• [Required task] Keep the pictures out of the copy and print all the entries below exactly.

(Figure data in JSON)
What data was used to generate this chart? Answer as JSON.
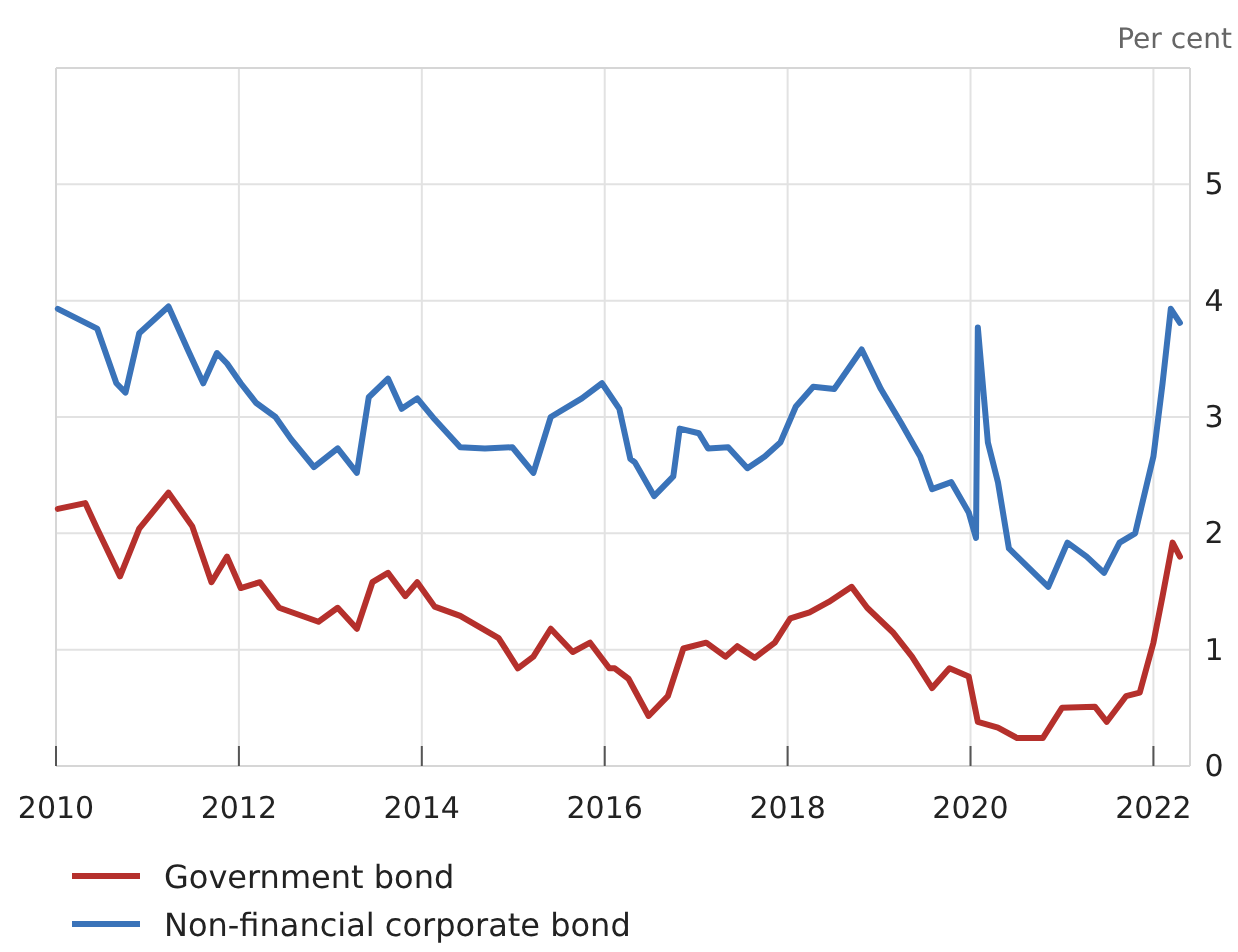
{
  "chart_data": {
    "type": "line",
    "ylabel": "Per cent",
    "xlim": [
      2010,
      2022.4
    ],
    "xticks": [
      2010,
      2012,
      2014,
      2016,
      2018,
      2020,
      2022
    ],
    "ylim": [
      0,
      6
    ],
    "yticks": [
      0,
      1,
      2,
      3,
      4,
      5
    ],
    "grid": true,
    "legend": "bottom left",
    "line_style": "solid",
    "series": [
      {
        "name": "Government bond",
        "color": "#b5302c",
        "x": [
          2010.02,
          2010.32,
          2010.45,
          2010.7,
          2010.91,
          2011.23,
          2011.49,
          2011.7,
          2011.87,
          2012.02,
          2012.23,
          2012.44,
          2012.87,
          2013.08,
          2013.29,
          2013.46,
          2013.63,
          2013.82,
          2013.95,
          2014.14,
          2014.42,
          2014.84,
          2015.05,
          2015.22,
          2015.41,
          2015.65,
          2015.84,
          2016.05,
          2016.11,
          2016.26,
          2016.48,
          2016.69,
          2016.86,
          2017.11,
          2017.32,
          2017.45,
          2017.64,
          2017.86,
          2018.03,
          2018.24,
          2018.45,
          2018.7,
          2018.87,
          2019.15,
          2019.36,
          2019.58,
          2019.77,
          2019.98,
          2020.08,
          2020.3,
          2020.51,
          2020.79,
          2021.0,
          2021.36,
          2021.49,
          2021.7,
          2021.85,
          2022.0,
          2022.1,
          2022.21,
          2022.29
        ],
        "values": [
          2.21,
          2.26,
          2.04,
          1.63,
          2.04,
          2.35,
          2.06,
          1.58,
          1.8,
          1.53,
          1.58,
          1.36,
          1.24,
          1.36,
          1.18,
          1.58,
          1.66,
          1.46,
          1.58,
          1.37,
          1.29,
          1.1,
          0.84,
          0.94,
          1.18,
          0.98,
          1.06,
          0.84,
          0.84,
          0.75,
          0.43,
          0.6,
          1.01,
          1.06,
          0.94,
          1.03,
          0.93,
          1.06,
          1.27,
          1.32,
          1.41,
          1.54,
          1.36,
          1.15,
          0.94,
          0.67,
          0.84,
          0.77,
          0.38,
          0.33,
          0.24,
          0.24,
          0.5,
          0.51,
          0.38,
          0.6,
          0.63,
          1.06,
          1.46,
          1.92,
          1.8
        ]
      },
      {
        "name": "Non-financial corporate bond",
        "color": "#3a73b9",
        "x": [
          2010.02,
          2010.45,
          2010.66,
          2010.76,
          2010.91,
          2011.23,
          2011.44,
          2011.61,
          2011.76,
          2011.87,
          2012.02,
          2012.19,
          2012.4,
          2012.57,
          2012.82,
          2013.08,
          2013.29,
          2013.42,
          2013.63,
          2013.78,
          2013.95,
          2014.14,
          2014.42,
          2014.69,
          2014.99,
          2015.22,
          2015.41,
          2015.75,
          2015.97,
          2016.16,
          2016.28,
          2016.33,
          2016.54,
          2016.75,
          2016.82,
          2017.03,
          2017.13,
          2017.35,
          2017.56,
          2017.75,
          2017.92,
          2018.09,
          2018.28,
          2018.51,
          2018.81,
          2019.02,
          2019.24,
          2019.45,
          2019.58,
          2019.79,
          2019.98,
          2020.06,
          2020.08,
          2020.19,
          2020.3,
          2020.42,
          2020.64,
          2020.85,
          2021.06,
          2021.27,
          2021.46,
          2021.63,
          2021.8,
          2022.0,
          2022.1,
          2022.19,
          2022.29
        ],
        "values": [
          3.93,
          3.76,
          3.29,
          3.21,
          3.72,
          3.95,
          3.58,
          3.29,
          3.55,
          3.46,
          3.29,
          3.12,
          3.0,
          2.81,
          2.57,
          2.73,
          2.52,
          3.17,
          3.33,
          3.07,
          3.16,
          2.98,
          2.74,
          2.73,
          2.74,
          2.52,
          3.0,
          3.16,
          3.29,
          3.07,
          2.64,
          2.61,
          2.32,
          2.49,
          2.9,
          2.86,
          2.73,
          2.74,
          2.56,
          2.66,
          2.78,
          3.09,
          3.26,
          3.24,
          3.58,
          3.24,
          2.95,
          2.66,
          2.38,
          2.44,
          2.18,
          1.96,
          3.77,
          2.78,
          2.44,
          1.87,
          1.7,
          1.54,
          1.92,
          1.8,
          1.66,
          1.92,
          2.0,
          2.66,
          3.29,
          3.93,
          3.81
        ]
      }
    ]
  }
}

• [Response]
What data was used to generate this chart? Answer as JSON.
{
  "chart_data": {
    "type": "line",
    "ylabel": "Per cent",
    "xlim": [
      2010,
      2022.4
    ],
    "xticks": [
      2010,
      2012,
      2014,
      2016,
      2018,
      2020,
      2022
    ],
    "ylim": [
      0,
      6
    ],
    "yticks": [
      0,
      1,
      2,
      3,
      4,
      5
    ],
    "grid": true,
    "legend": "bottom left",
    "line_style": "solid",
    "series": [
      {
        "name": "Government bond",
        "color": "#b5302c",
        "x": [
          2010.02,
          2010.32,
          2010.45,
          2010.7,
          2010.91,
          2011.23,
          2011.49,
          2011.7,
          2011.87,
          2012.02,
          2012.23,
          2012.44,
          2012.87,
          2013.08,
          2013.29,
          2013.46,
          2013.63,
          2013.82,
          2013.95,
          2014.14,
          2014.42,
          2014.84,
          2015.05,
          2015.22,
          2015.41,
          2015.65,
          2015.84,
          2016.05,
          2016.11,
          2016.26,
          2016.48,
          2016.69,
          2016.86,
          2017.11,
          2017.32,
          2017.45,
          2017.64,
          2017.86,
          2018.03,
          2018.24,
          2018.45,
          2018.7,
          2018.87,
          2019.15,
          2019.36,
          2019.58,
          2019.77,
          2019.98,
          2020.08,
          2020.3,
          2020.51,
          2020.79,
          2021.0,
          2021.36,
          2021.49,
          2021.7,
          2021.85,
          2022.0,
          2022.1,
          2022.21,
          2022.29
        ],
        "values": [
          2.21,
          2.26,
          2.04,
          1.63,
          2.04,
          2.35,
          2.06,
          1.58,
          1.8,
          1.53,
          1.58,
          1.36,
          1.24,
          1.36,
          1.18,
          1.58,
          1.66,
          1.46,
          1.58,
          1.37,
          1.29,
          1.1,
          0.84,
          0.94,
          1.18,
          0.98,
          1.06,
          0.84,
          0.84,
          0.75,
          0.43,
          0.6,
          1.01,
          1.06,
          0.94,
          1.03,
          0.93,
          1.06,
          1.27,
          1.32,
          1.41,
          1.54,
          1.36,
          1.15,
          0.94,
          0.67,
          0.84,
          0.77,
          0.38,
          0.33,
          0.24,
          0.24,
          0.5,
          0.51,
          0.38,
          0.6,
          0.63,
          1.06,
          1.46,
          1.92,
          1.8
        ]
      },
      {
        "name": "Non-financial corporate bond",
        "color": "#3a73b9",
        "x": [
          2010.02,
          2010.45,
          2010.66,
          2010.76,
          2010.91,
          2011.23,
          2011.44,
          2011.61,
          2011.76,
          2011.87,
          2012.02,
          2012.19,
          2012.4,
          2012.57,
          2012.82,
          2013.08,
          2013.29,
          2013.42,
          2013.63,
          2013.78,
          2013.95,
          2014.14,
          2014.42,
          2014.69,
          2014.99,
          2015.22,
          2015.41,
          2015.75,
          2015.97,
          2016.16,
          2016.28,
          2016.33,
          2016.54,
          2016.75,
          2016.82,
          2017.03,
          2017.13,
          2017.35,
          2017.56,
          2017.75,
          2017.92,
          2018.09,
          2018.28,
          2018.51,
          2018.81,
          2019.02,
          2019.24,
          2019.45,
          2019.58,
          2019.79,
          2019.98,
          2020.06,
          2020.08,
          2020.19,
          2020.3,
          2020.42,
          2020.64,
          2020.85,
          2021.06,
          2021.27,
          2021.46,
          2021.63,
          2021.8,
          2022.0,
          2022.1,
          2022.19,
          2022.29
        ],
        "values": [
          3.93,
          3.76,
          3.29,
          3.21,
          3.72,
          3.95,
          3.58,
          3.29,
          3.55,
          3.46,
          3.29,
          3.12,
          3.0,
          2.81,
          2.57,
          2.73,
          2.52,
          3.17,
          3.33,
          3.07,
          3.16,
          2.98,
          2.74,
          2.73,
          2.74,
          2.52,
          3.0,
          3.16,
          3.29,
          3.07,
          2.64,
          2.61,
          2.32,
          2.49,
          2.9,
          2.86,
          2.73,
          2.74,
          2.56,
          2.66,
          2.78,
          3.09,
          3.26,
          3.24,
          3.58,
          3.24,
          2.95,
          2.66,
          2.38,
          2.44,
          2.18,
          1.96,
          3.77,
          2.78,
          2.44,
          1.87,
          1.7,
          1.54,
          1.92,
          1.8,
          1.66,
          1.92,
          2.0,
          2.66,
          3.29,
          3.93,
          3.81
        ]
      }
    ]
  }
}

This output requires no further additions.